SOURCE MATERIAL =
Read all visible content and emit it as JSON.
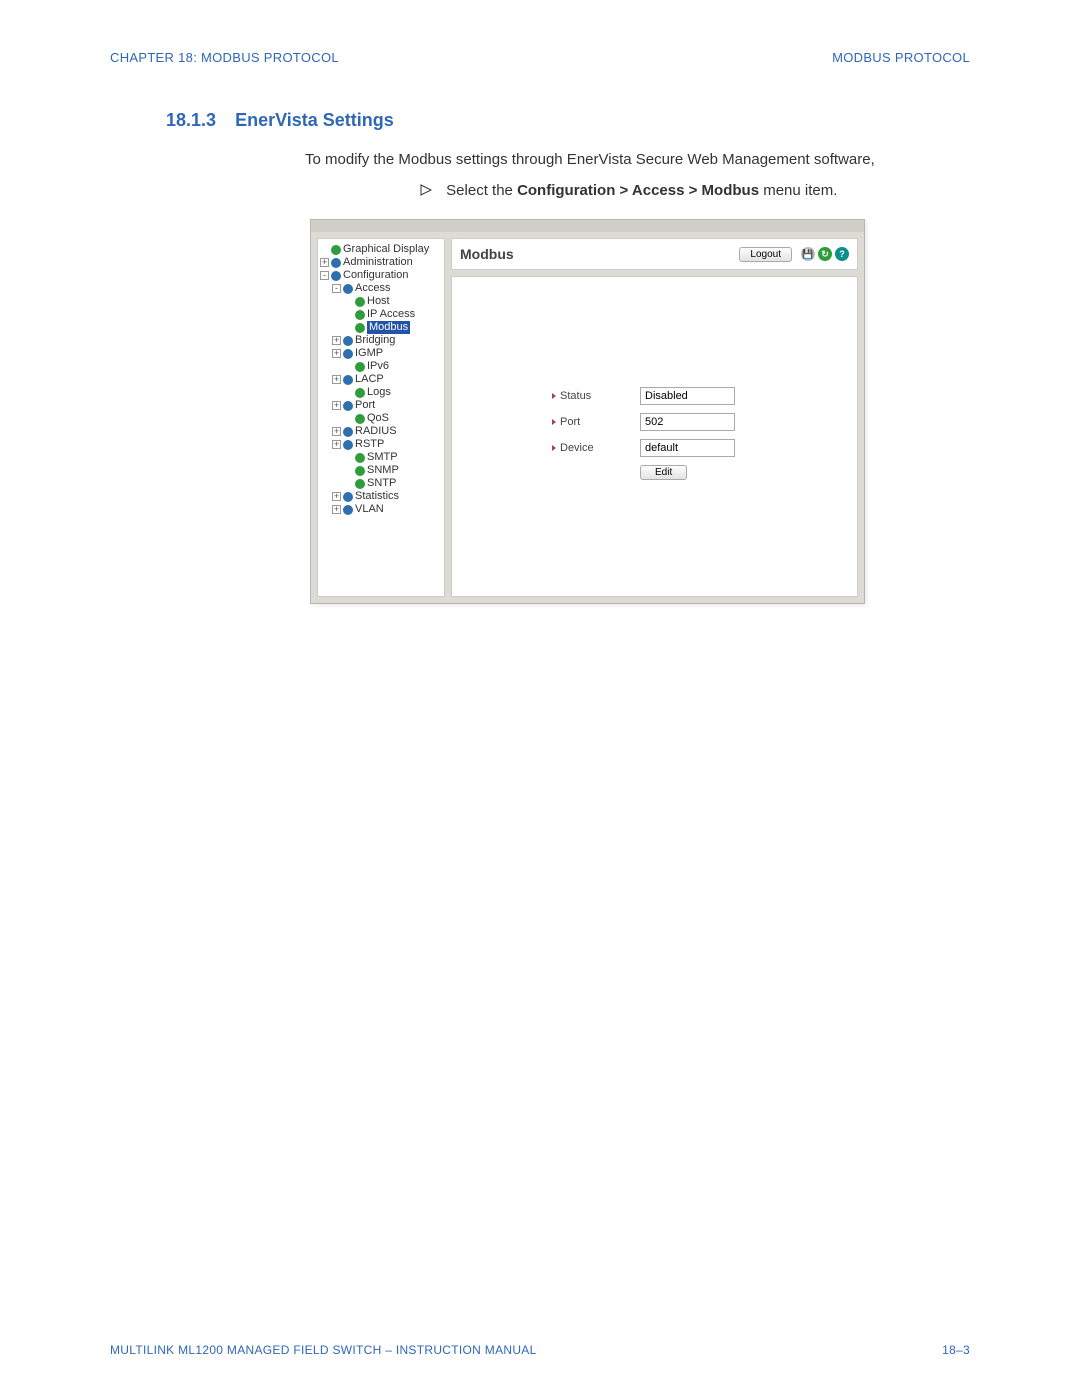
{
  "header": {
    "left": "CHAPTER 18: MODBUS PROTOCOL",
    "right": "MODBUS PROTOCOL"
  },
  "section": {
    "number": "18.1.3",
    "title": "EnerVista Settings",
    "body": "To modify the Modbus settings through EnerVista Secure Web Management software,",
    "step_prefix": "Select the ",
    "step_bold": "Configuration > Access > Modbus",
    "step_suffix": " menu item."
  },
  "screenshot": {
    "panel_title": "Modbus",
    "logout": "Logout",
    "tree": [
      {
        "indent": 0,
        "exp": "",
        "color": "green",
        "label": "Graphical Display"
      },
      {
        "indent": 0,
        "exp": "+",
        "color": "blue",
        "label": "Administration"
      },
      {
        "indent": 0,
        "exp": "-",
        "color": "blue",
        "label": "Configuration"
      },
      {
        "indent": 1,
        "exp": "-",
        "color": "blue",
        "label": "Access"
      },
      {
        "indent": 2,
        "exp": "",
        "color": "green",
        "label": "Host"
      },
      {
        "indent": 2,
        "exp": "",
        "color": "green",
        "label": "IP Access"
      },
      {
        "indent": 2,
        "exp": "",
        "color": "green",
        "label": "Modbus",
        "selected": true
      },
      {
        "indent": 1,
        "exp": "+",
        "color": "blue",
        "label": "Bridging"
      },
      {
        "indent": 1,
        "exp": "+",
        "color": "blue",
        "label": "IGMP"
      },
      {
        "indent": 2,
        "exp": "",
        "color": "green",
        "label": "IPv6"
      },
      {
        "indent": 1,
        "exp": "+",
        "color": "blue",
        "label": "LACP"
      },
      {
        "indent": 2,
        "exp": "",
        "color": "green",
        "label": "Logs"
      },
      {
        "indent": 1,
        "exp": "+",
        "color": "blue",
        "label": "Port"
      },
      {
        "indent": 2,
        "exp": "",
        "color": "green",
        "label": "QoS"
      },
      {
        "indent": 1,
        "exp": "+",
        "color": "blue",
        "label": "RADIUS"
      },
      {
        "indent": 1,
        "exp": "+",
        "color": "blue",
        "label": "RSTP"
      },
      {
        "indent": 2,
        "exp": "",
        "color": "green",
        "label": "SMTP"
      },
      {
        "indent": 2,
        "exp": "",
        "color": "green",
        "label": "SNMP"
      },
      {
        "indent": 2,
        "exp": "",
        "color": "green",
        "label": "SNTP"
      },
      {
        "indent": 1,
        "exp": "+",
        "color": "blue",
        "label": "Statistics"
      },
      {
        "indent": 1,
        "exp": "+",
        "color": "blue",
        "label": "VLAN"
      }
    ],
    "form": {
      "rows": [
        {
          "label": "Status",
          "value": "Disabled"
        },
        {
          "label": "Port",
          "value": "502"
        },
        {
          "label": "Device",
          "value": "default"
        }
      ],
      "edit": "Edit"
    },
    "icons": {
      "save": "💾",
      "refresh": "↻",
      "help": "?"
    }
  },
  "footer": {
    "left": "MULTILINK ML1200 MANAGED FIELD SWITCH – INSTRUCTION MANUAL",
    "right": "18–3"
  }
}
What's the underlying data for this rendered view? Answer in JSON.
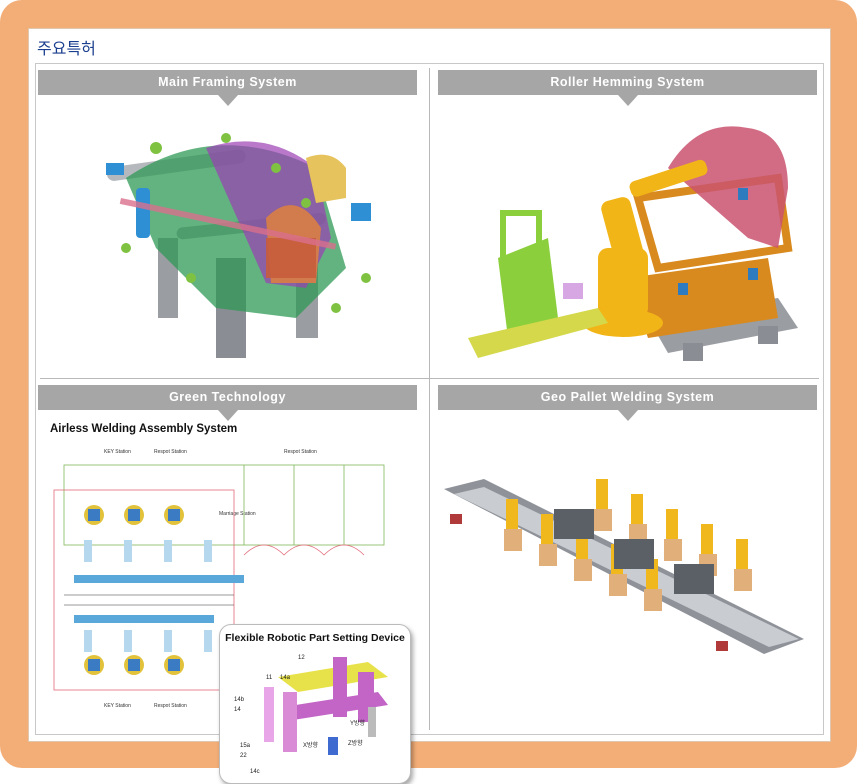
{
  "page": {
    "title": "주요특허"
  },
  "cards": [
    {
      "label": "Main Framing System"
    },
    {
      "label": "Roller Hemming System"
    },
    {
      "label": "Green Technology",
      "subtitle": "Airless Welding Assembly System",
      "callout_title": "Flexible Robotic Part Setting Device",
      "station_labels": [
        "KEY Station",
        "Respot Station",
        "Respot Station",
        "Marriage Station",
        "KEY Station",
        "Respot Station"
      ],
      "part_numbers": [
        "12",
        "11",
        "14a",
        "14b",
        "14",
        "15a",
        "22",
        "14c",
        "X방향",
        "Y방향",
        "Z방향"
      ]
    },
    {
      "label": "Geo Pallet Welding System"
    }
  ],
  "colors": {
    "frame": "#f3ae78",
    "banner": "#a6a6a6",
    "title": "#1b3f8f"
  }
}
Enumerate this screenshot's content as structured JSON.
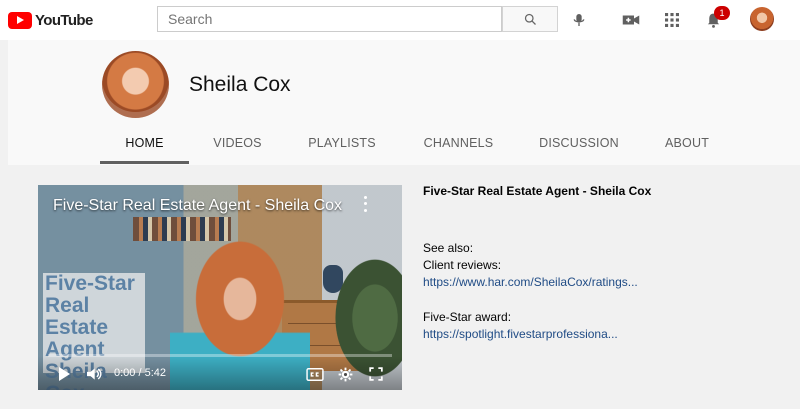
{
  "brand": {
    "logo_text": "YouTube",
    "accent": "#ff0000"
  },
  "search": {
    "placeholder": "Search"
  },
  "masthead": {
    "notifications_count": "1"
  },
  "channel": {
    "name": "Sheila Cox"
  },
  "tabs": [
    {
      "label": "HOME"
    },
    {
      "label": "VIDEOS"
    },
    {
      "label": "PLAYLISTS"
    },
    {
      "label": "CHANNELS"
    },
    {
      "label": "DISCUSSION"
    },
    {
      "label": "ABOUT"
    }
  ],
  "featured_video": {
    "title": "Five-Star Real Estate Agent - Sheila Cox",
    "overlay_text": "Five-Star Real Estate Agent Sheila Cox",
    "time": "0:00 / 5:42",
    "progress_fraction": 0
  },
  "description": {
    "title": "Five-Star Real Estate Agent - Sheila Cox",
    "see_also": "See also:",
    "reviews_label": "Client reviews:",
    "reviews_link": "https://www.har.com/SheilaCox/ratings...",
    "award_label": "Five-Star award:",
    "award_link": "https://spotlight.fivestarprofessiona..."
  },
  "icons": [
    "youtube-logo-icon",
    "search-icon",
    "microphone-icon",
    "create-video-icon",
    "apps-grid-icon",
    "notifications-bell-icon",
    "play-icon",
    "volume-icon",
    "captions-icon",
    "settings-gear-icon",
    "fullscreen-icon",
    "more-options-icon"
  ]
}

TASK = Going through the data, tally the lines containing "Device" and report only the result.

OUTPUT OF THE TASK = 2